- **PROVIDED RECORDS**
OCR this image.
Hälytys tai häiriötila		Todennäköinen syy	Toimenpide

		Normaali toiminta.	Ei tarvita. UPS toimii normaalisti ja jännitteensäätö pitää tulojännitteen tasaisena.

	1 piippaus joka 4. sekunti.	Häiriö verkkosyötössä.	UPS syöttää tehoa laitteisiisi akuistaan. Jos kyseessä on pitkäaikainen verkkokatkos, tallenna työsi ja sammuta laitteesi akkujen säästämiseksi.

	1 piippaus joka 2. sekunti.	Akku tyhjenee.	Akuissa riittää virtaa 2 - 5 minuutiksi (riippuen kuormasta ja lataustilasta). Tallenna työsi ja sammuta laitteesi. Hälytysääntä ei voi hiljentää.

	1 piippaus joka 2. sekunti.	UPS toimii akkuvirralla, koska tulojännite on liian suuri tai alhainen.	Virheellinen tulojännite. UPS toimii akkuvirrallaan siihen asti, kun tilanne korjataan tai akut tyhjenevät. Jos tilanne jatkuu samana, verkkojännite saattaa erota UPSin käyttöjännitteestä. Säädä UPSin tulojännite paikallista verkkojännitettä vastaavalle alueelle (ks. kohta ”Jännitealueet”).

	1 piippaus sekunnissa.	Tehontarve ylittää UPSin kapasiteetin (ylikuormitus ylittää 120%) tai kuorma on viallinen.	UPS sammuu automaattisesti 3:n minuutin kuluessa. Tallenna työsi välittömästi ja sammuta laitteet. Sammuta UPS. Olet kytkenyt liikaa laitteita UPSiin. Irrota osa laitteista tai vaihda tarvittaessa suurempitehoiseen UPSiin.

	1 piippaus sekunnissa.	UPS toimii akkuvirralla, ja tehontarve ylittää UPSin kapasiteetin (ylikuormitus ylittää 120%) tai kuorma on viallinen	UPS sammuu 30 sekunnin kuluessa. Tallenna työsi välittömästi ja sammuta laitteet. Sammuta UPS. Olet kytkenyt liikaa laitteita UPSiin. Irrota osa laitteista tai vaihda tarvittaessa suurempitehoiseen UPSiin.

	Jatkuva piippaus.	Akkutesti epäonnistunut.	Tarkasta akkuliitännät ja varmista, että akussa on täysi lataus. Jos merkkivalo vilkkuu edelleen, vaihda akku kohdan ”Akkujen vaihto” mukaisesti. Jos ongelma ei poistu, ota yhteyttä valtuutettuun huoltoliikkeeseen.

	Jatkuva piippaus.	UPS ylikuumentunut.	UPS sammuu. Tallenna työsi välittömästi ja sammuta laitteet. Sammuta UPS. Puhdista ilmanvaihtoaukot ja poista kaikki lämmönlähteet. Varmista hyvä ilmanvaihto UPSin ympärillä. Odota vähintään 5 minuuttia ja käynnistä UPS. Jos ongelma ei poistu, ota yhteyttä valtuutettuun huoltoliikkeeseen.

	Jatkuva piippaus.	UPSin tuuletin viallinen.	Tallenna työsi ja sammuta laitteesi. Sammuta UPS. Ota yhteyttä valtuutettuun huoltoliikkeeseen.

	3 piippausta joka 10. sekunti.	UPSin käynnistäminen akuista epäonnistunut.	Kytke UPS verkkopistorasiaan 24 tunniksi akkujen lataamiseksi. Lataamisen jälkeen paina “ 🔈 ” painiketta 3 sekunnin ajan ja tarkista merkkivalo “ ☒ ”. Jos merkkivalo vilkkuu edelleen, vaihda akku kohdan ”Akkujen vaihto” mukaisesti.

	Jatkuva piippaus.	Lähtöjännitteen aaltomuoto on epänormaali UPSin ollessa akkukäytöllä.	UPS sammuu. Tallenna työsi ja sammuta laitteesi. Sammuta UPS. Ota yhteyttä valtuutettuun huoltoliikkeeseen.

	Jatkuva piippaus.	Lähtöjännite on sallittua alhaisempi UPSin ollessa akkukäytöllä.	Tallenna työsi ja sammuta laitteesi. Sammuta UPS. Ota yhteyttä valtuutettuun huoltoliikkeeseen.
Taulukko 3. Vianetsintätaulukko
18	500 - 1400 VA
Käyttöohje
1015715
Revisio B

- **WHAT IS NEEDED**
Reproduce each entry above exactly, keeping every word.

- **RESULT FOR THIS TASK**
OCR this image.
Hälytys tai häiriötila		Todennäköinen syy	Toimenpide

		Normaali toiminta.	Ei tarvita. UPS toimii normaalisti ja jännitteensäätö pitää tulojännitteen tasaisena.

	1 piippaus joka 4. sekunti.	Häiriö verkkosyötössä.	UPS syöttää tehoa laitteisiisi akuistaan. Jos kyseessä on pitkäaikainen verkkokatkos, tallenna työsi ja sammuta laitteesi akkujen säästämiseksi.

	1 piippaus joka 2. sekunti.	Akku tyhjenee.	Akuissa riittää virtaa 2 - 5 minuutiksi (riippuen kuormasta ja lataustilasta). Tallenna työsi ja sammuta laitteesi. Hälytysääntä ei voi hiljentää.

	1 piippaus joka 2. sekunti.	UPS toimii akkuvirralla, koska tulojännite on liian suuri tai alhainen.	Virheellinen tulojännite. UPS toimii akkuvirrallaan siihen asti, kun tilanne korjataan tai akut tyhjenevät. Jos tilanne jatkuu samana, verkkojännite saattaa erota UPSin käyttöjännitteestä. Säädä UPSin tulojännite paikallista verkkojännitettä vastaavalle alueelle (ks. kohta ”Jännitealueet”).

	1 piippaus sekunnissa.	Tehontarve ylittää UPSin kapasiteetin (ylikuormitus ylittää 120%) tai kuorma on viallinen.	UPS sammuu automaattisesti 3:n minuutin kuluessa. Tallenna työsi välittömästi ja sammuta laitteet. Sammuta UPS. Olet kytkenyt liikaa laitteita UPSiin. Irrota osa laitteista tai vaihda tarvittaessa suurempitehoiseen UPSiin.

	1 piippaus sekunnissa.	UPS toimii akkuvirralla, ja tehontarve ylittää UPSin kapasiteetin (ylikuormitus ylittää 120%) tai kuorma on viallinen	UPS sammuu 30 sekunnin kuluessa. Tallenna työsi välittömästi ja sammuta laitteet. Sammuta UPS. Olet kytkenyt liikaa laitteita UPSiin. Irrota osa laitteista tai vaihda tarvittaessa suurempitehoiseen UPSiin.

	Jatkuva piippaus.	Akkutesti epäonnistunut.	Tarkasta akkuliitännät ja varmista, että akussa on täysi lataus. Jos merkkivalo vilkkuu edelleen, vaihda akku kohdan ”Akkujen vaihto” mukaisesti. Jos ongelma ei poistu, ota yhteyttä valtuutettuun huoltoliikkeeseen.

	Jatkuva piippaus.	UPS ylikuumentunut.	UPS sammuu. Tallenna työsi välittömästi ja sammuta laitteet. Sammuta UPS. Puhdista ilmanvaihtoaukot ja poista kaikki lämmönlähteet. Varmista hyvä ilmanvaihto UPSin ympärillä. Odota vähintään 5 minuuttia ja käynnistä UPS. Jos ongelma ei poistu, ota yhteyttä valtuutettuun huoltoliikkeeseen.

	Jatkuva piippaus.	UPSin tuuletin viallinen.	Tallenna työsi ja sammuta laitteesi. Sammuta UPS. Ota yhteyttä valtuutettuun huoltoliikkeeseen.

	3 piippausta joka 10. sekunti.	UPSin käynnistäminen akuista epäonnistunut.	Kytke UPS verkkopistorasiaan 24 tunniksi akkujen lataamiseksi. Lataamisen jälkeen paina “ 🔈 ” painiketta 3 sekunnin ajan ja tarkista merkkivalo “ ☒ ”. Jos merkkivalo vilkkuu edelleen, vaihda akku kohdan ”Akkujen vaihto” mukaisesti.

	Jatkuva piippaus.	Lähtöjännitteen aaltomuoto on epänormaali UPSin ollessa akkukäytöllä.	UPS sammuu. Tallenna työsi ja sammuta laitteesi. Sammuta UPS. Ota yhteyttä valtuutettuun huoltoliikkeeseen.

	Jatkuva piippaus.	Lähtöjännite on sallittua alhaisempi UPSin ollessa akkukäytöllä.	Tallenna työsi ja sammuta laitteesi. Sammuta UPS. Ota yhteyttä valtuutettuun huoltoliikkeeseen.
Taulukko 3. Vianetsintätaulukko
18	500 - 1400 VA
Käyttöohje
1015715
Revisio B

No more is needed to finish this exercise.